§ Set problem
Work out the number of lines containing "labels". Answer with nothing but that number.

Data records
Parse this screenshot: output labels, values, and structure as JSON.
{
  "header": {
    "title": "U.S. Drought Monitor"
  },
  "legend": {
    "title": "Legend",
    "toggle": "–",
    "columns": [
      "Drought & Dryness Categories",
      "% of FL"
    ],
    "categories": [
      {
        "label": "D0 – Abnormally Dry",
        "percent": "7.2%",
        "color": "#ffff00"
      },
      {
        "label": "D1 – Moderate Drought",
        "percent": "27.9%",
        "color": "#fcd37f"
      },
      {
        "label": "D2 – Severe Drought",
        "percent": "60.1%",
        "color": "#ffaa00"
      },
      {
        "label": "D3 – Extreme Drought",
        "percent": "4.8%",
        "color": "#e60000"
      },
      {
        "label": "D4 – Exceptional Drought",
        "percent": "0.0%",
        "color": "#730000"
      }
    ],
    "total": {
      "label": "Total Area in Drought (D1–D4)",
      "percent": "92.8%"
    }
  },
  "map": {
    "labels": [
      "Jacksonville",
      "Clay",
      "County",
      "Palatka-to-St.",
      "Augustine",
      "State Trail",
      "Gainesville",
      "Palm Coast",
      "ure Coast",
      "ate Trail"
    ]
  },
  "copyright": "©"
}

---

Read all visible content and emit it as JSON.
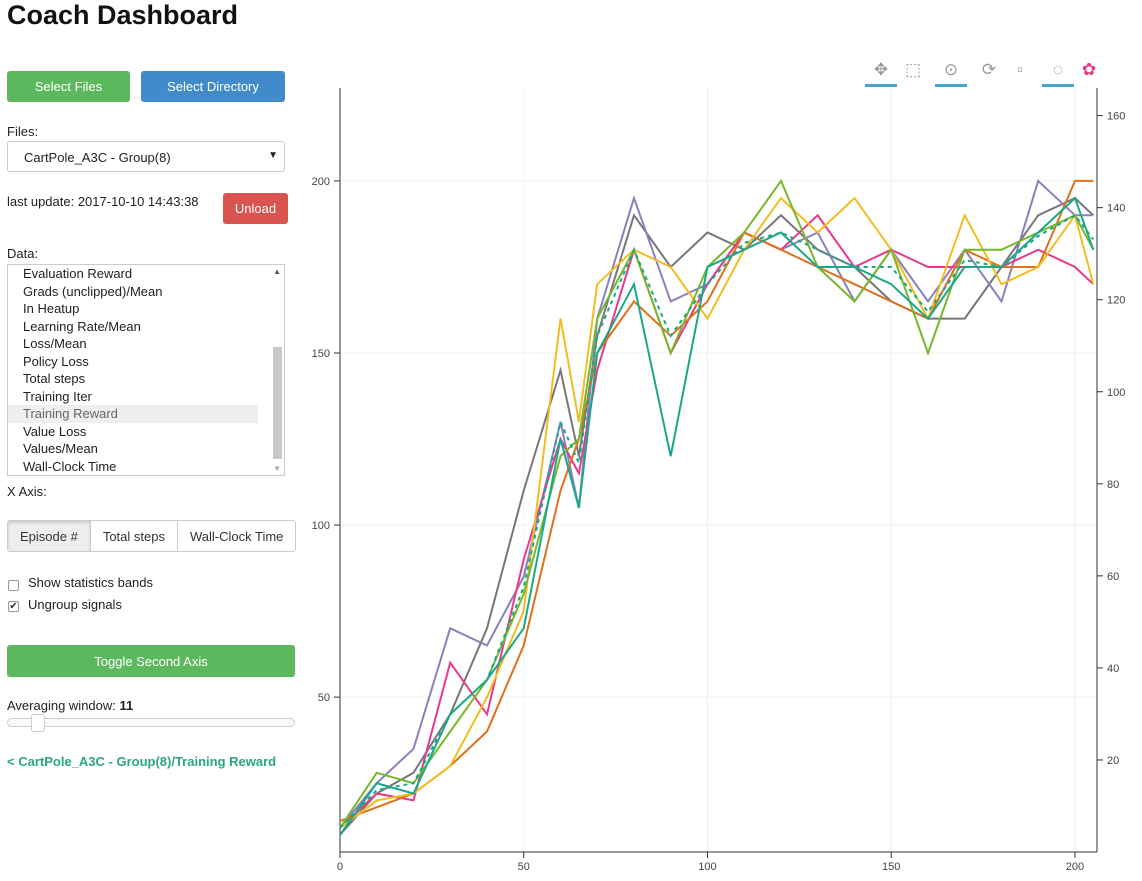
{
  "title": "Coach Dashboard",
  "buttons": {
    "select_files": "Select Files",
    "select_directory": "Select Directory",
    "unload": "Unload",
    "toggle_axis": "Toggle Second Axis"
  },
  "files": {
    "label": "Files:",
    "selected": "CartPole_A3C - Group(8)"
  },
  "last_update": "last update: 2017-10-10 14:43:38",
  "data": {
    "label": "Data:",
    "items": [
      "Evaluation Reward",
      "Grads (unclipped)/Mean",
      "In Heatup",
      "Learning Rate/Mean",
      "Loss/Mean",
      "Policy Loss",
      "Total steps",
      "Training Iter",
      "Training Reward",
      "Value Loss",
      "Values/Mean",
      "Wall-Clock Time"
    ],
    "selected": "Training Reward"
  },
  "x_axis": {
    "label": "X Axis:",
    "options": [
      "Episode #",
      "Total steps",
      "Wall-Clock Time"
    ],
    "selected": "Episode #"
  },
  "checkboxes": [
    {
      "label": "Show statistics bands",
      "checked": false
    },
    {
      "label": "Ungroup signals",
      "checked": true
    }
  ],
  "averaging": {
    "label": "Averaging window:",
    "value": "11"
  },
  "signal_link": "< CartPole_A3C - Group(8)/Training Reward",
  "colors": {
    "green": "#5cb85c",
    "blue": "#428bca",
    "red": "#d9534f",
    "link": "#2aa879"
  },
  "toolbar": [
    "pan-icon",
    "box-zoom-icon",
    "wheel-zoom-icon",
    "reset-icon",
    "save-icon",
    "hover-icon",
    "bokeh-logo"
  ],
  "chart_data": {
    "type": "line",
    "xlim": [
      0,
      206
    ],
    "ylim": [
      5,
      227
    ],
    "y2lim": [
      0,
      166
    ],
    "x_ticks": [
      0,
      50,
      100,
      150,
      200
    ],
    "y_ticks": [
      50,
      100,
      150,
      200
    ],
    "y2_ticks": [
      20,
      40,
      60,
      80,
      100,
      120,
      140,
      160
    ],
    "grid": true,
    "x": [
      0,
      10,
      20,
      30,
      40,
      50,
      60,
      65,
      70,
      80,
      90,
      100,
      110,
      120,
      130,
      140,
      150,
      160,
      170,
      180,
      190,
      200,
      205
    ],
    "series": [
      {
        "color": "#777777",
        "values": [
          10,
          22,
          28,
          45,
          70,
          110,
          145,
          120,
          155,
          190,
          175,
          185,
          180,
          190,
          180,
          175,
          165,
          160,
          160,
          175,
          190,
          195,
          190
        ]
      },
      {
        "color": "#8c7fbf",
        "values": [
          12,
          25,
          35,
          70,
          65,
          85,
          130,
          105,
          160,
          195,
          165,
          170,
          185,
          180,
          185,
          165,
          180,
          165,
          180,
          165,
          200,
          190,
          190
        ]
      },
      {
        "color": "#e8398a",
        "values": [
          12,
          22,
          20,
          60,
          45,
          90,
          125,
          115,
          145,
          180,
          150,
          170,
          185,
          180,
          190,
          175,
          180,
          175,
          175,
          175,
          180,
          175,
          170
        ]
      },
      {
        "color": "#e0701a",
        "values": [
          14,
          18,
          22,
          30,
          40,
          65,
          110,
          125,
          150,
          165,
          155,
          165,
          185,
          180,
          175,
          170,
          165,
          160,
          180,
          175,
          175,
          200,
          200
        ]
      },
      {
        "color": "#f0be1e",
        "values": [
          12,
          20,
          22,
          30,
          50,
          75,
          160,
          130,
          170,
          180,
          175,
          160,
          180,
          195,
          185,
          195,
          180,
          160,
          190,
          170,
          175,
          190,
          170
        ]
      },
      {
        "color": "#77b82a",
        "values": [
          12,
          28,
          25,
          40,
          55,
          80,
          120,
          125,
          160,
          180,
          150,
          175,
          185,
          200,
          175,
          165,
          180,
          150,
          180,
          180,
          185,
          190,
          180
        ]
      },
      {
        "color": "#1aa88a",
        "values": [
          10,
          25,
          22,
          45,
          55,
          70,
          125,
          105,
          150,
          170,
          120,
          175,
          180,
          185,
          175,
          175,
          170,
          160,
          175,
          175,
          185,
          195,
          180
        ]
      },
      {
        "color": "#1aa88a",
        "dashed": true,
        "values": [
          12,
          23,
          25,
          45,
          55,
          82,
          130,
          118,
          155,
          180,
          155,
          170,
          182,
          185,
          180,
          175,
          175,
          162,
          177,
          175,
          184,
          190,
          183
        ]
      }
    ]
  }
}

§ Exercise solution
2